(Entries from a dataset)
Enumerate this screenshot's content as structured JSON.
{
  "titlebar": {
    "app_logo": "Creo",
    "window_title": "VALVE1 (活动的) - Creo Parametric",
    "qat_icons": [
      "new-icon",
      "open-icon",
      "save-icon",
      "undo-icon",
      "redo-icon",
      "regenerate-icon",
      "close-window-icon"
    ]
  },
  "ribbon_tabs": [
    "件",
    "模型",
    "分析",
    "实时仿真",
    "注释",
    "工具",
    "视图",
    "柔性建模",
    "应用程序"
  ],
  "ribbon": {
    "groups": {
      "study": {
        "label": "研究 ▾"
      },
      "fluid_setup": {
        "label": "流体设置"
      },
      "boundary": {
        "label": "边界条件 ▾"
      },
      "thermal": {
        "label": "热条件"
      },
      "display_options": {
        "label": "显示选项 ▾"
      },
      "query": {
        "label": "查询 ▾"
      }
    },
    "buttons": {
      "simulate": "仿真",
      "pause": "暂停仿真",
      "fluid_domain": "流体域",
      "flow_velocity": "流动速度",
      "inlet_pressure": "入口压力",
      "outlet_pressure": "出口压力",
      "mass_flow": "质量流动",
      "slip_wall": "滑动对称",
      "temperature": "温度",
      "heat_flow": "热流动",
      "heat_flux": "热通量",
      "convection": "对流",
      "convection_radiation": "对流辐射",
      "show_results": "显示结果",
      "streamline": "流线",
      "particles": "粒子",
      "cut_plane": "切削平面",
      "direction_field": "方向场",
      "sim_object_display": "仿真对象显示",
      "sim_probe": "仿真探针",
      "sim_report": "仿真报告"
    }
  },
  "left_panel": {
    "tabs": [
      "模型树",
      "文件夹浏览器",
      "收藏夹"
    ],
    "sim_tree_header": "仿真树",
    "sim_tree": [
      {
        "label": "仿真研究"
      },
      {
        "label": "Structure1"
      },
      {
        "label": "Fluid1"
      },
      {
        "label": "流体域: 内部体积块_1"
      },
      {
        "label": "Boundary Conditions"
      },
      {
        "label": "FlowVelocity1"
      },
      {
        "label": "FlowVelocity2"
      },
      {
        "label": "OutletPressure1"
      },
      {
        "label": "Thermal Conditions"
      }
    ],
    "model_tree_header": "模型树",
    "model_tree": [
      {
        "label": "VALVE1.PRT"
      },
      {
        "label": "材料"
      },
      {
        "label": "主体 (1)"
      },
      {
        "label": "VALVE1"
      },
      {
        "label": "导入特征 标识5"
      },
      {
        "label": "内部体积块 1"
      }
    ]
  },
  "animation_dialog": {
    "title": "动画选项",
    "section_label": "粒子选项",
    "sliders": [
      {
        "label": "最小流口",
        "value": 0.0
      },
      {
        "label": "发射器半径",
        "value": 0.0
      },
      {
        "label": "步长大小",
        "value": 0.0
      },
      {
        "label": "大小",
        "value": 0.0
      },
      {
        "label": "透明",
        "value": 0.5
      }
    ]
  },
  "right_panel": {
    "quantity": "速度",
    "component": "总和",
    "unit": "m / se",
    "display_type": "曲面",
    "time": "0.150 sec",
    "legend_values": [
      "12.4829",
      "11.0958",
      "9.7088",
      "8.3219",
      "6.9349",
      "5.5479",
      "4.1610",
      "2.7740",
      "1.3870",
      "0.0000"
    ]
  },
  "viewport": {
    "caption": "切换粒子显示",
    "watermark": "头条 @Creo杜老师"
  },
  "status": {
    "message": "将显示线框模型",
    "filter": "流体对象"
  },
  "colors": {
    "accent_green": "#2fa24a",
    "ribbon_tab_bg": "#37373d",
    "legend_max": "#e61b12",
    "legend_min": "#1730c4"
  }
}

PROBLEM STATEMENT
Every record above must be duplicated exactly.

FINAL RESULT
Enumerate this screenshot's content as structured JSON.
{
  "titlebar": {
    "app_logo": "Creo",
    "window_title": "VALVE1 (活动的) - Creo Parametric",
    "qat_icons": [
      "new-icon",
      "open-icon",
      "save-icon",
      "undo-icon",
      "redo-icon",
      "regenerate-icon",
      "close-window-icon"
    ]
  },
  "ribbon_tabs": [
    "件",
    "模型",
    "分析",
    "实时仿真",
    "注释",
    "工具",
    "视图",
    "柔性建模",
    "应用程序"
  ],
  "ribbon": {
    "groups": {
      "study": {
        "label": "研究 ▾"
      },
      "fluid_setup": {
        "label": "流体设置"
      },
      "boundary": {
        "label": "边界条件 ▾"
      },
      "thermal": {
        "label": "热条件"
      },
      "display_options": {
        "label": "显示选项 ▾"
      },
      "query": {
        "label": "查询 ▾"
      }
    },
    "buttons": {
      "simulate": "仿真",
      "pause": "暂停仿真",
      "fluid_domain": "流体域",
      "flow_velocity": "流动速度",
      "inlet_pressure": "入口压力",
      "outlet_pressure": "出口压力",
      "mass_flow": "质量流动",
      "slip_wall": "滑动对称",
      "temperature": "温度",
      "heat_flow": "热流动",
      "heat_flux": "热通量",
      "convection": "对流",
      "convection_radiation": "对流辐射",
      "show_results": "显示结果",
      "streamline": "流线",
      "particles": "粒子",
      "cut_plane": "切削平面",
      "direction_field": "方向场",
      "sim_object_display": "仿真对象显示",
      "sim_probe": "仿真探针",
      "sim_report": "仿真报告"
    }
  },
  "left_panel": {
    "tabs": [
      "模型树",
      "文件夹浏览器",
      "收藏夹"
    ],
    "sim_tree_header": "仿真树",
    "sim_tree": [
      {
        "label": "仿真研究"
      },
      {
        "label": "Structure1"
      },
      {
        "label": "Fluid1"
      },
      {
        "label": "流体域: 内部体积块_1"
      },
      {
        "label": "Boundary Conditions"
      },
      {
        "label": "FlowVelocity1"
      },
      {
        "label": "FlowVelocity2"
      },
      {
        "label": "OutletPressure1"
      },
      {
        "label": "Thermal Conditions"
      }
    ],
    "model_tree_header": "模型树",
    "model_tree": [
      {
        "label": "VALVE1.PRT"
      },
      {
        "label": "材料"
      },
      {
        "label": "主体 (1)"
      },
      {
        "label": "VALVE1"
      },
      {
        "label": "导入特征 标识5"
      },
      {
        "label": "内部体积块 1"
      }
    ]
  },
  "animation_dialog": {
    "title": "动画选项",
    "section_label": "粒子选项",
    "sliders": [
      {
        "label": "最小流口",
        "value": 0.0
      },
      {
        "label": "发射器半径",
        "value": 0.0
      },
      {
        "label": "步长大小",
        "value": 0.0
      },
      {
        "label": "大小",
        "value": 0.0
      },
      {
        "label": "透明",
        "value": 0.5
      }
    ]
  },
  "right_panel": {
    "quantity": "速度",
    "component": "总和",
    "unit": "m / se",
    "display_type": "曲面",
    "time": "0.150 sec",
    "legend_values": [
      "12.4829",
      "11.0958",
      "9.7088",
      "8.3219",
      "6.9349",
      "5.5479",
      "4.1610",
      "2.7740",
      "1.3870",
      "0.0000"
    ]
  },
  "viewport": {
    "caption": "切换粒子显示",
    "watermark": "头条 @Creo杜老师"
  },
  "status": {
    "message": "将显示线框模型",
    "filter": "流体对象"
  },
  "colors": {
    "accent_green": "#2fa24a",
    "ribbon_tab_bg": "#37373d",
    "legend_max": "#e61b12",
    "legend_min": "#1730c4"
  }
}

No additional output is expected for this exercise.